(Stored items)
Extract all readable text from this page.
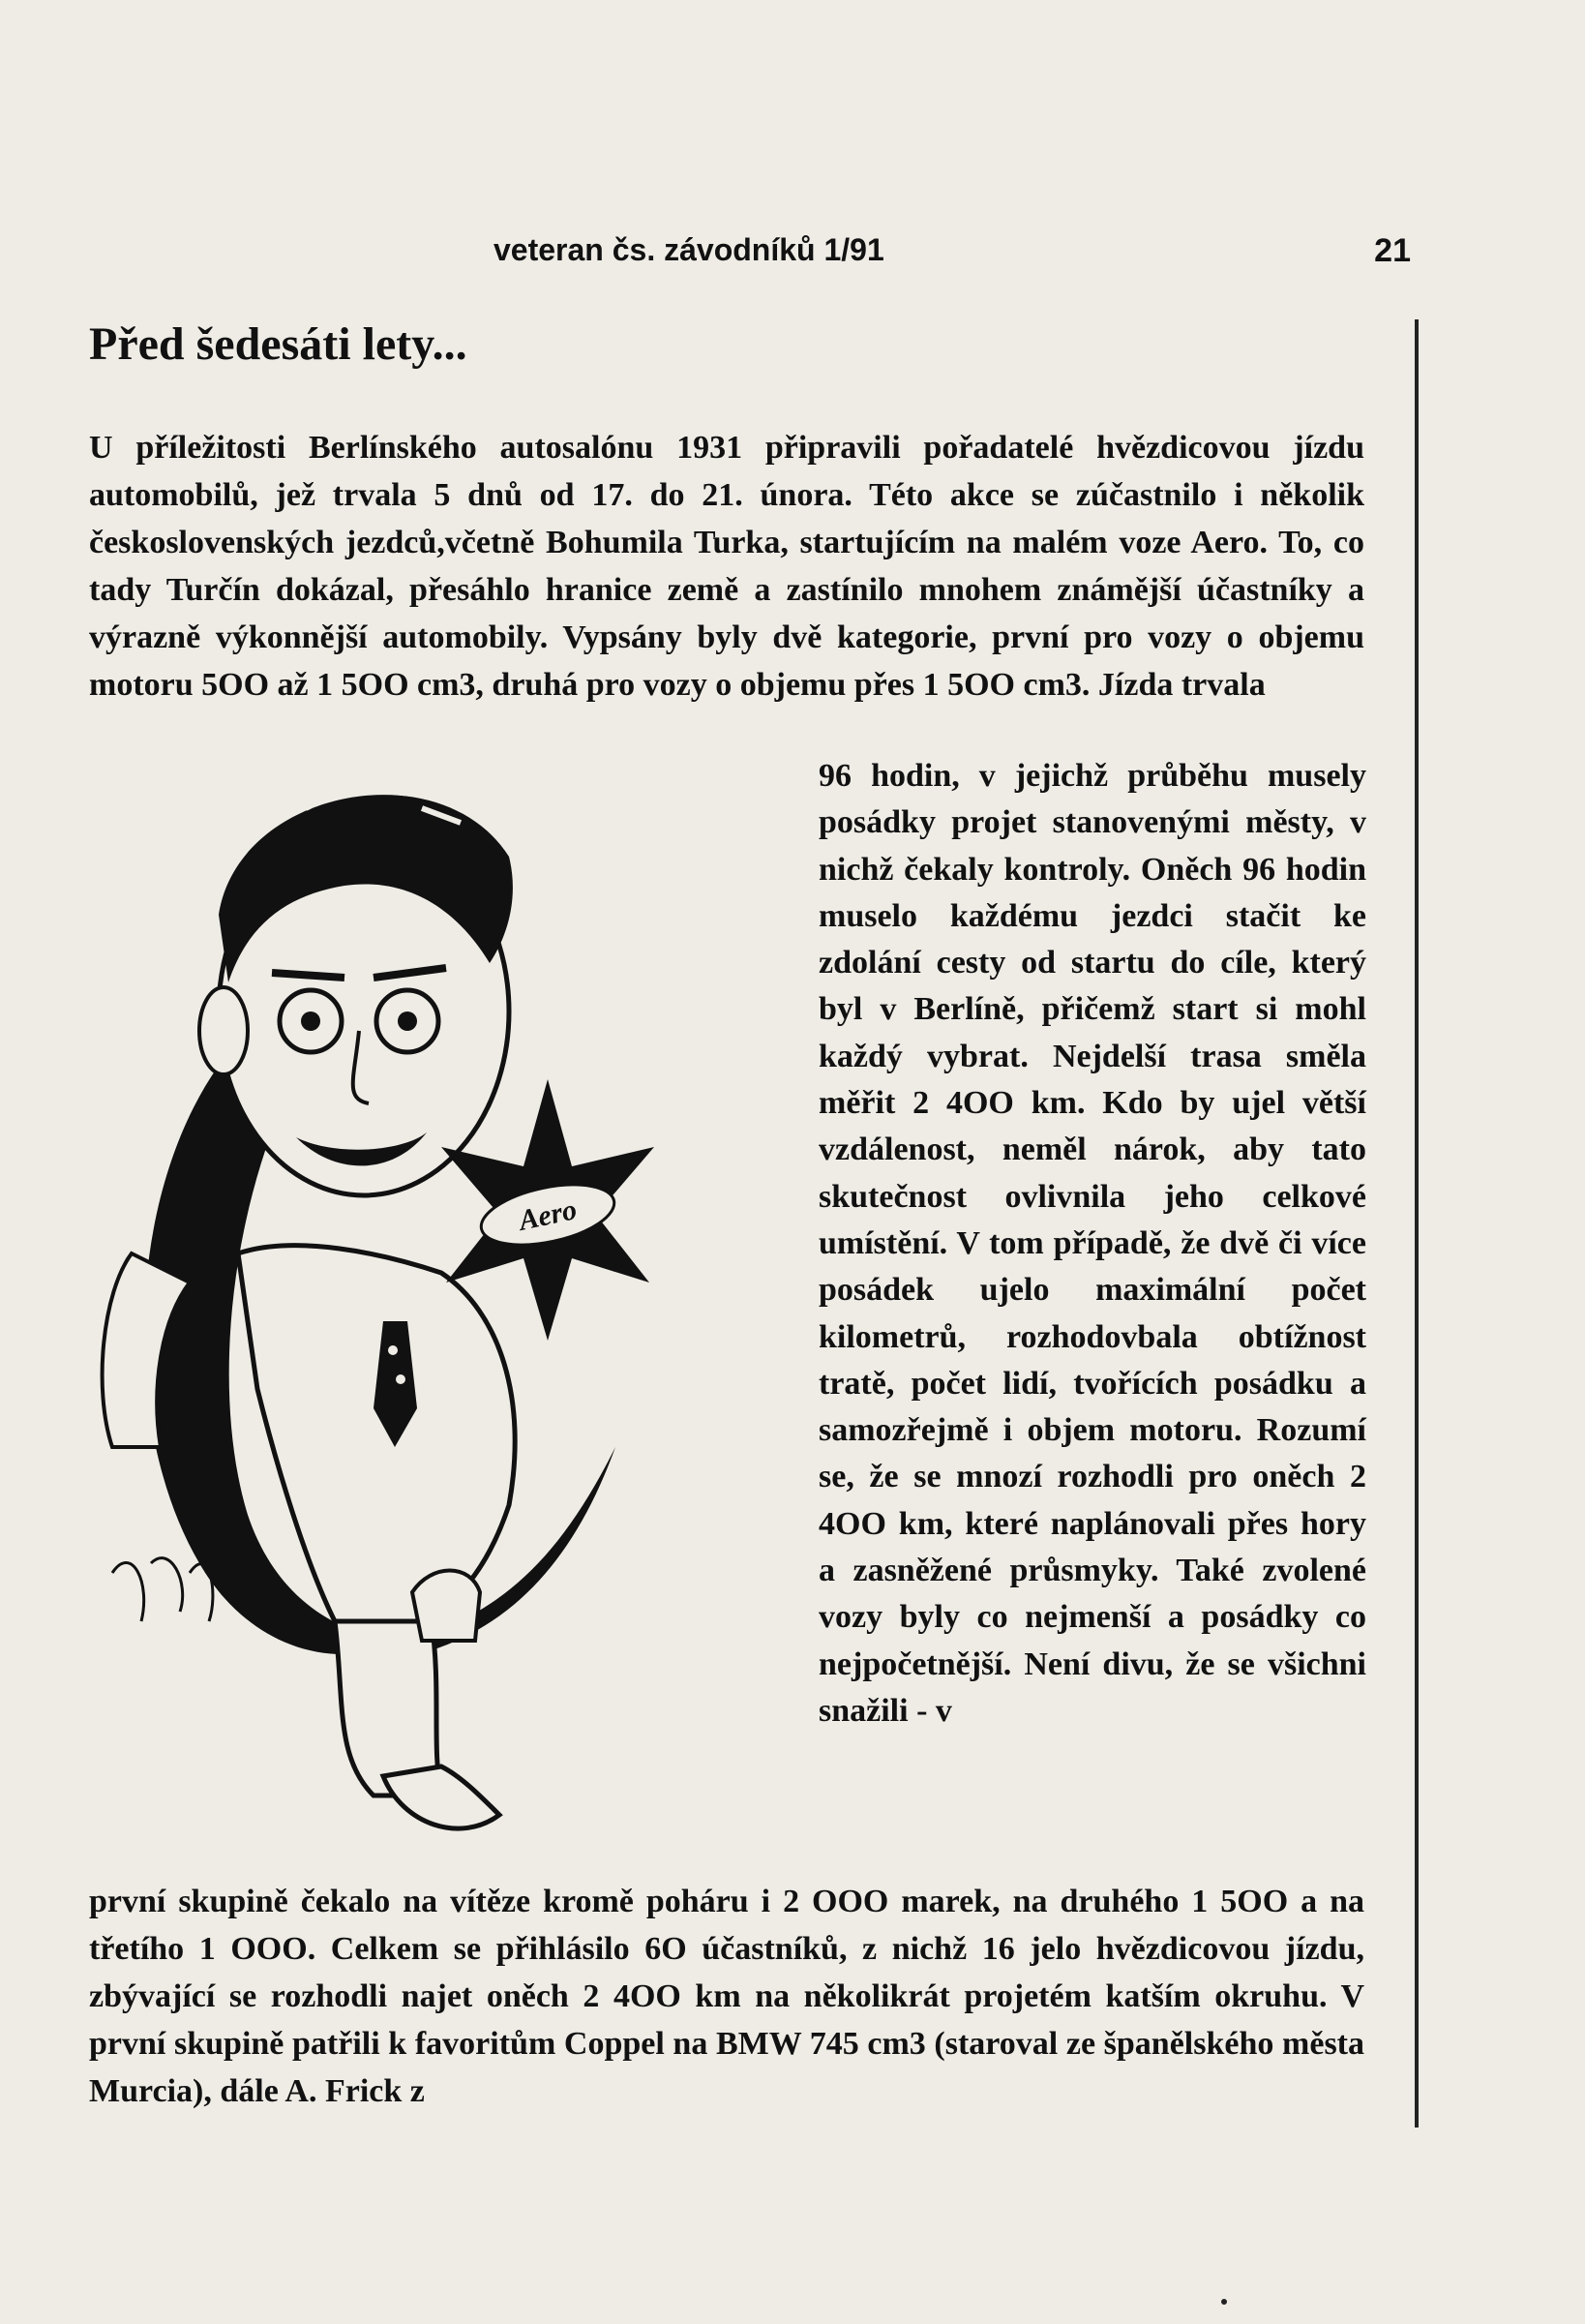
veteran čs. závodníků 1/91	21
Před šedesáti lety...

U příležitosti Berlínského autosalónu 1931 připravili pořadatelé hvězdicovou jízdu automobilů, jež trvala 5 dnů od 17. do 21. února. Této akce se zúčastnilo i několik československých jezdců,včetně Bohumila Turka, startujícím na malém voze Aero. To, co tady Turčín dokázal, přesáhlo hranice země a zastínilo mnohem známější účastníky a výrazně výkonnější automobily. Vypsány byly dvě kategorie, první pro vozy o objemu motoru 5OO až 1 5OO cm3, druhá pro vozy o objemu přes 1 5OO cm3. Jízda trvala

Aero

96 hodin, v jejichž průběhu musely posádky projet stanovenými městy, v nichž čekaly kontroly. Oněch 96 hodin muselo každému jezdci stačit ke zdolání cesty od startu do cíle, který byl v Berlíně, přičemž start si mohl každý vybrat. Nejdelší trasa směla měřit 2 4OO km. Kdo by ujel větší vzdálenost, neměl nárok, aby tato skutečnost ovlivnila jeho celkové umístění. V tom případě, že dvě či více posádek ujelo maximální počet kilometrů, rozhodovbala obtížnost tratě, počet lidí, tvořících posádku a samozřejmě i objem motoru. Rozumí se, že se mnozí rozhodli pro oněch 2 4OO km, které naplánovali přes hory a zasněžené průsmyky. Také zvolené vozy byly co nejmenší a posádky co nejpočetnější. Není divu, že se všichni snažili - v

první skupině čekalo na vítěze kromě poháru i 2 OOO marek, na druhého 1 5OO a na třetího 1 OOO. Celkem se přihlásilo 6O účastníků, z nichž 16 jelo hvězdicovou jízdu, zbývající se rozhodli najet oněch 2 4OO km na několikrát projetém katším okruhu. V první skupině patřili k favoritům Coppel na BMW 745 cm3 (staroval ze španělského města Murcia), dále A. Frick z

> **Given task**
Take every line containing the word "Aero" and copy it.

> **Correct result**
U příležitosti Berlínského autosalónu 1931 připravili pořadatelé hvězdicovou jízdu automobilů, jež trvala 5 dnů od 17. do 21. února. Této akce se zúčastnilo i několik československých jezdců,včetně Bohumila Turka, startujícím na malém voze Aero. To, co tady Turčín dokázal, přesáhlo hranice země a zastínilo mnohem známější účastníky a výrazně výkonnější automobily. Vypsány byly dvě kategorie, první pro vozy o objemu motoru 5OO až 1 5OO cm3, druhá pro vozy o objemu přes 1 5OO cm3. Jízda trvala
Aero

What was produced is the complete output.